=== Extracted material ===

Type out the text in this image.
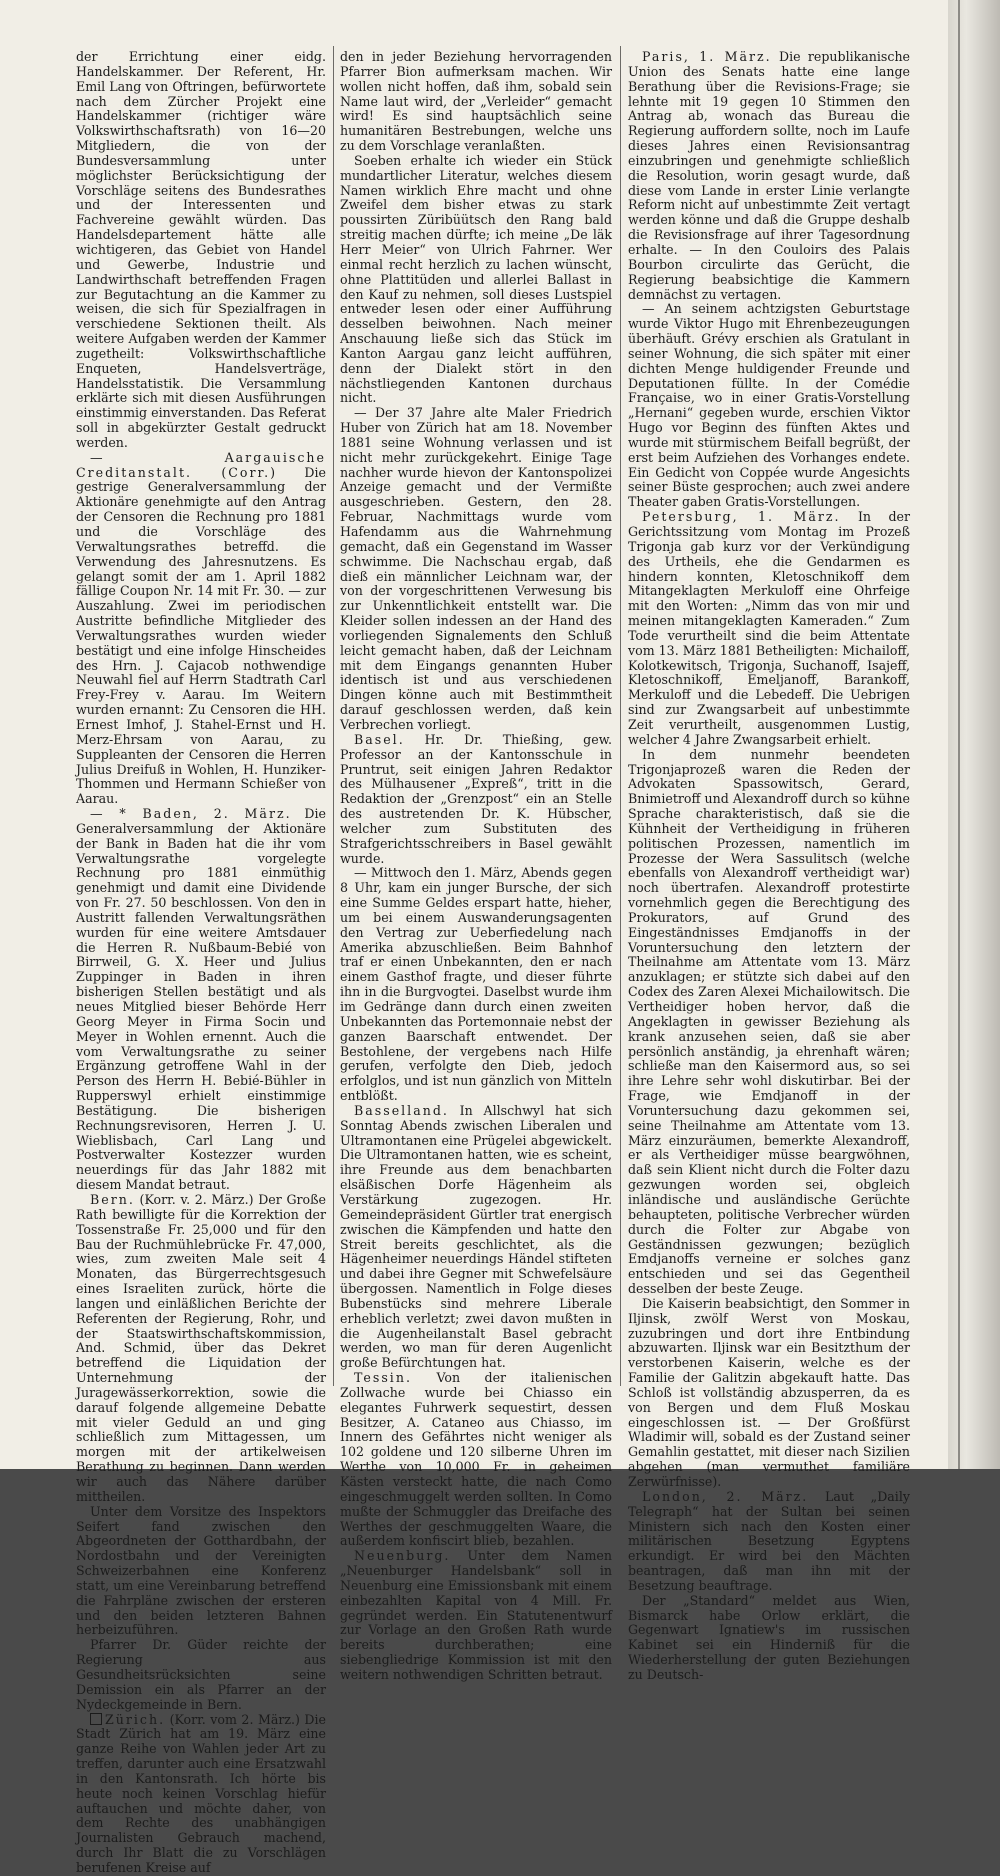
der Errichtung einer eidg. Handelskammer. Der Referent, Hr. Emil Lang von Oftringen, befürwortete nach dem Zürcher Projekt eine Handelskammer (richtiger wäre Volkswirthschaftsrath) von 16—20 Mitgliedern, die von der Bundesversammlung unter möglichster Berücksichtigung der Vorschläge seitens des Bundesrathes und der Interessenten und Fachvereine gewählt würden. Das Handelsdepartement hätte alle wichtigeren, das Gebiet von Handel und Gewerbe, Industrie und Landwirthschaft betreffenden Fragen zur Begutachtung an die Kammer zu weisen, die sich für Spezialfragen in verschiedene Sektionen theilt. Als weitere Aufgaben werden der Kammer zugetheilt: Volkswirthschaftliche Enqueten, Handelsverträge, Handelsstatistik. Die Versammlung erklärte sich mit diesen Ausführungen einstimmig einverstanden. Das Referat soll in abgekürzter Gestalt gedruckt werden.

— Aargauische Creditanstalt. (Corr.) Die gestrige Generalversammlung der Aktionäre genehmigte auf den Antrag der Censoren die Rechnung pro 1881 und die Vorschläge des Verwaltungsrathes betreffd. die Verwendung des Jahresnutzens. Es gelangt somit der am 1. April 1882 fällige Coupon Nr. 14 mit Fr. 30. — zur Auszahlung. Zwei im periodischen Austritte befindliche Mitglieder des Verwaltungsrathes wurden wieder bestätigt und eine infolge Hinscheides des Hrn. J. Cajacob nothwendige Neuwahl fiel auf Herrn Stadtrath Carl Frey-Frey v. Aarau. Im Weitern wurden ernannt: Zu Censoren die HH. Ernest Imhof, J. Stahel-Ernst und H. Merz-Ehrsam von Aarau, zu Suppleanten der Censoren die Herren Julius Dreifuß in Wohlen, H. Hunziker-Thommen und Hermann Schießer von Aarau.

— * Baden, 2. März. Die Generalversammlung der Aktionäre der Bank in Baden hat die ihr vom Verwaltungsrathe vorgelegte Rechnung pro 1881 einmüthig genehmigt und damit eine Dividende von Fr. 27. 50 beschlossen. Von den in Austritt fallenden Verwaltungsräthen wurden für eine weitere Amtsdauer die Herren R. Nußbaum-Bebié von Birrweil, G. X. Heer und Julius Zuppinger in Baden in ihren bisherigen Stellen bestätigt und als neues Mitglied bieser Behörde Herr Georg Meyer in Firma Socin und Meyer in Wohlen ernennt. Auch die vom Verwaltungsrathe zu seiner Ergänzung getroffene Wahl in der Person des Herrn H. Bebié-Bühler in Rupperswyl erhielt einstimmige Bestätigung. Die bisherigen Rechnungsrevisoren, Herren J. U. Wieblisbach, Carl Lang und Postverwalter Kostezzer wurden neuerdings für das Jahr 1882 mit diesem Mandat betraut.

Bern. (Korr. v. 2. März.) Der Große Rath bewilligte für die Korrektion der Tossenstraße Fr. 25,000 und für den Bau der Ruchmühlebrücke Fr. 47,000, wies, zum zweiten Male seit 4 Monaten, das Bürgerrechtsgesuch eines Israeliten zurück, hörte die langen und einläßlichen Berichte der Referenten der Regierung, Rohr, und der Staatswirthschaftskommission, And. Schmid, über das Dekret betreffend die Liquidation der Unternehmung der Juragewässerkorrektion, sowie die darauf folgende allgemeine Debatte mit vieler Geduld an und ging schließlich zum Mittagessen, um morgen mit der artikelweisen Berathung zu beginnen. Dann werden wir auch das Nähere darüber mittheilen.

Unter dem Vorsitze des Inspektors Seifert fand zwischen den Abgeordneten der Gotthardbahn, der Nordostbahn und der Vereinigten Schweizerbahnen eine Konferenz statt, um eine Vereinbarung betreffend die Fahrpläne zwischen der ersteren und den beiden letzteren Bahnen herbeizuführen.

Pfarrer Dr. Güder reichte der Regierung aus Gesundheitsrücksichten seine Demission ein als Pfarrer an der Nydeckgemeinde in Bern.

Zürich. (Korr. vom 2. März.) Die Stadt Zürich hat am 19. März eine ganze Reihe von Wahlen jeder Art zu treffen, darunter auch eine Ersatzwahl in den Kantonsrath. Ich hörte bis heute noch keinen Vorschlag hiefür auftauchen und möchte daher, von dem Rechte des unabhängigen Journalisten Gebrauch machend, durch Ihr Blatt die zu Vorschlägen berufenen Kreise auf

den in jeder Beziehung hervorragenden Pfarrer Bion aufmerksam machen. Wir wollen nicht hoffen, daß ihm, sobald sein Name laut wird, der „Verleider“ gemacht wird! Es sind hauptsächlich seine humanitären Bestrebungen, welche uns zu dem Vorschlage veranlaßten.

Soeben erhalte ich wieder ein Stück mundartlicher Literatur, welches diesem Namen wirklich Ehre macht und ohne Zweifel dem bisher etwas zu stark poussirten Züribüütsch den Rang bald streitig machen dürfte; ich meine „De läk Herr Meier“ von Ulrich Fahrner. Wer einmal recht herzlich zu lachen wünscht, ohne Plattitüden und allerlei Ballast in den Kauf zu nehmen, soll dieses Lustspiel entweder lesen oder einer Aufführung desselben beiwohnen. Nach meiner Anschauung ließe sich das Stück im Kanton Aargau ganz leicht aufführen, denn der Dialekt stört in den nächstliegenden Kantonen durchaus nicht.

— Der 37 Jahre alte Maler Friedrich Huber von Zürich hat am 18. November 1881 seine Wohnung verlassen und ist nicht mehr zurückgekehrt. Einige Tage nachher wurde hievon der Kantonspolizei Anzeige gemacht und der Vermißte ausgeschrieben. Gestern, den 28. Februar, Nachmittags wurde vom Hafendamm aus die Wahrnehmung gemacht, daß ein Gegenstand im Wasser schwimme. Die Nachschau ergab, daß dieß ein männlicher Leichnam war, der von der vorgeschrittenen Verwesung bis zur Unkenntlichkeit entstellt war. Die Kleider sollen indessen an der Hand des vorliegenden Signalements den Schluß leicht gemacht haben, daß der Leichnam mit dem Eingangs genannten Huber identisch ist und aus verschiedenen Dingen könne auch mit Bestimmtheit darauf geschlossen werden, daß kein Verbrechen vorliegt.

Basel. Hr. Dr. Thießing, gew. Professor an der Kantonsschule in Pruntrut, seit einigen Jahren Redaktor des Mülhausener „Expreß“, tritt in die Redaktion der „Grenzpost“ ein an Stelle des austretenden Dr. K. Hübscher, welcher zum Substituten des Strafgerichtsschreibers in Basel gewählt wurde.

— Mittwoch den 1. März, Abends gegen 8 Uhr, kam ein junger Bursche, der sich eine Summe Geldes erspart hatte, hieher, um bei einem Auswanderungsagenten den Vertrag zur Ueberfiedelung nach Amerika abzuschließen. Beim Bahnhof traf er einen Unbekannten, den er nach einem Gasthof fragte, und dieser führte ihn in die Burgvogtei. Daselbst wurde ihm im Gedränge dann durch einen zweiten Unbekannten das Portemonnaie nebst der ganzen Baarschaft entwendet. Der Bestohlene, der vergebens nach Hilfe gerufen, verfolgte den Dieb, jedoch erfolglos, und ist nun gänzlich von Mitteln entblößt.

Basselland. In Allschwyl hat sich Sonntag Abends zwischen Liberalen und Ultramontanen eine Prügelei abgewickelt. Die Ultramontanen hatten, wie es scheint, ihre Freunde aus dem benachbarten elsäßischen Dorfe Hägenheim als Verstärkung zugezogen. Hr. Gemeindepräsident Gürtler trat energisch zwischen die Kämpfenden und hatte den Streit bereits geschlichtet, als die Hägenheimer neuerdings Händel stifteten und dabei ihre Gegner mit Schwefelsäure übergossen. Namentlich in Folge dieses Bubenstücks sind mehrere Liberale erheblich verletzt; zwei davon mußten in die Augenheilanstalt Basel gebracht werden, wo man für deren Augenlicht große Befürchtungen hat.

Tessin. Von der italienischen Zollwache wurde bei Chiasso ein elegantes Fuhrwerk sequestirt, dessen Besitzer, A. Cataneo aus Chiasso, im Innern des Gefährtes nicht weniger als 102 goldene und 120 silberne Uhren im Werthe von 10,000 Fr. in geheimen Kästen versteckt hatte, die nach Como eingeschmuggelt werden sollten. In Como mußte der Schmuggler das Dreifache des Werthes der geschmuggelten Waare, die außerdem konfiscirt blieb, bezahlen.

Neuenburg. Unter dem Namen „Neuenburger Handelsbank“ soll in Neuenburg eine Emissionsbank mit einem einbezahlten Kapital von 4 Mill. Fr. gegründet werden. Ein Statutenentwurf zur Vorlage an den Großen Rath wurde bereits durchberathen; eine siebengliedrige Kommission ist mit den weitern nothwendigen Schritten betraut.

Paris, 1. März. Die republikanische Union des Senats hatte eine lange Berathung über die Revisions-Frage; sie lehnte mit 19 gegen 10 Stimmen den Antrag ab, wonach das Bureau die Regierung auffordern sollte, noch im Laufe dieses Jahres einen Revisionsantrag einzubringen und genehmigte schließlich die Resolution, worin gesagt wurde, daß diese vom Lande in erster Linie verlangte Reform nicht auf unbestimmte Zeit vertagt werden könne und daß die Gruppe deshalb die Revisionsfrage auf ihrer Tagesordnung erhalte. — In den Couloirs des Palais Bourbon circulirte das Gerücht, die Regierung beabsichtige die Kammern demnächst zu vertagen.

— An seinem achtzigsten Geburtstage wurde Viktor Hugo mit Ehrenbezeugungen überhäuft. Grévy erschien als Gratulant in seiner Wohnung, die sich später mit einer dichten Menge huldigender Freunde und Deputationen füllte. In der Comédie Française, wo in einer Gratis-Vorstellung „Hernani“ gegeben wurde, erschien Viktor Hugo vor Beginn des fünften Aktes und wurde mit stürmischem Beifall begrüßt, der erst beim Aufziehen des Vorhanges endete. Ein Gedicht von Coppée wurde Angesichts seiner Büste gesprochen; auch zwei andere Theater gaben Gratis-Vorstellungen.

Petersburg, 1. März. In der Gerichtssitzung vom Montag im Prozeß Trigonja gab kurz vor der Verkündigung des Urtheils, ehe die Gendarmen es hindern konnten, Kletoschnikoff dem Mitangeklagten Merkuloff eine Ohrfeige mit den Worten: „Nimm das von mir und meinen mitangeklagten Kameraden.“ Zum Tode verurtheilt sind die beim Attentate vom 13. März 1881 Betheiligten: Michailoff, Kolotkewitsch, Trigonja, Suchanoff, Isajeff, Kletoschnikoff, Emeljanoff, Barankoff, Merkuloff und die Lebedeff. Die Uebrigen sind zur Zwangsarbeit auf unbestimmte Zeit verurtheilt, ausgenommen Lustig, welcher 4 Jahre Zwangsarbeit erhielt.

In dem nunmehr beendeten Trigonjaprozeß waren die Reden der Advokaten Spassowitsch, Gerard, Bnimietroff und Alexandroff durch so kühne Sprache charakteristisch, daß sie die Kühnheit der Vertheidigung in früheren politischen Prozessen, namentlich im Prozesse der Wera Sassulitsch (welche ebenfalls von Alexandroff vertheidigt war) noch übertrafen. Alexandroff protestirte vornehmlich gegen die Berechtigung des Prokurators, auf Grund des Eingeständnisses Emdjanoffs in der Voruntersuchung den letztern der Theilnahme am Attentate vom 13. März anzuklagen; er stützte sich dabei auf den Codex des Zaren Alexei Michailowitsch. Die Vertheidiger hoben hervor, daß die Angeklagten in gewisser Beziehung als krank anzusehen seien, daß sie aber persönlich anständig, ja ehrenhaft wären; schließe man den Kaisermord aus, so sei ihre Lehre sehr wohl diskutirbar. Bei der Frage, wie Emdjanoff in der Voruntersuchung dazu gekommen sei, seine Theilnahme am Attentate vom 13. März einzuräumen, bemerkte Alexandroff, er als Vertheidiger müsse beargwöhnen, daß sein Klient nicht durch die Folter dazu gezwungen worden sei, obgleich inländische und ausländische Gerüchte behaupteten, politische Verbrecher würden durch die Folter zur Abgabe von Geständnissen gezwungen; bezüglich Emdjanoffs verneine er solches ganz entschieden und sei das Gegentheil desselben der beste Zeuge.

Die Kaiserin beabsichtigt, den Sommer in Iljinsk, zwölf Werst von Moskau, zuzubringen und dort ihre Entbindung abzuwarten. Iljinsk war ein Besitzthum der verstorbenen Kaiserin, welche es der Familie der Galitzin abgekauft hatte. Das Schloß ist vollständig abzusperren, da es von Bergen und dem Fluß Moskau eingeschlossen ist. — Der Großfürst Wladimir will, sobald es der Zustand seiner Gemahlin gestattet, mit dieser nach Sizilien abgehen (man vermuthet familiäre Zerwürfnisse).

London, 2. März. Laut „Daily Telegraph“ hat der Sultan bei seinen Ministern sich nach den Kosten einer militärischen Besetzung Egyptens erkundigt. Er wird bei den Mächten beantragen, daß man ihn mit der Besetzung beauftrage.

Der „Standard“ meldet aus Wien, Bismarck habe Orlow erklärt, die Gegenwart Ignatiew's im russischen Kabinet sei ein Hinderniß für die Wiederherstellung der guten Beziehungen zu Deutsch-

===

Pull out every line in the data above that has the word "Pfarrer".

Pfarrer Dr. Güder reichte der Regierung aus Gesundheitsrücksichten seine Demission ein als Pfarrer an der Nydeckgemeinde in Bern.
den in jeder Beziehung hervorragenden Pfarrer Bion aufmerksam machen. Wir wollen nicht hoffen, daß ihm, sobald sein Name laut wird, der „Verleider“ gemacht wird! Es sind hauptsächlich seine humanitären Bestrebungen, welche uns zu dem Vorschlage veranlaßten.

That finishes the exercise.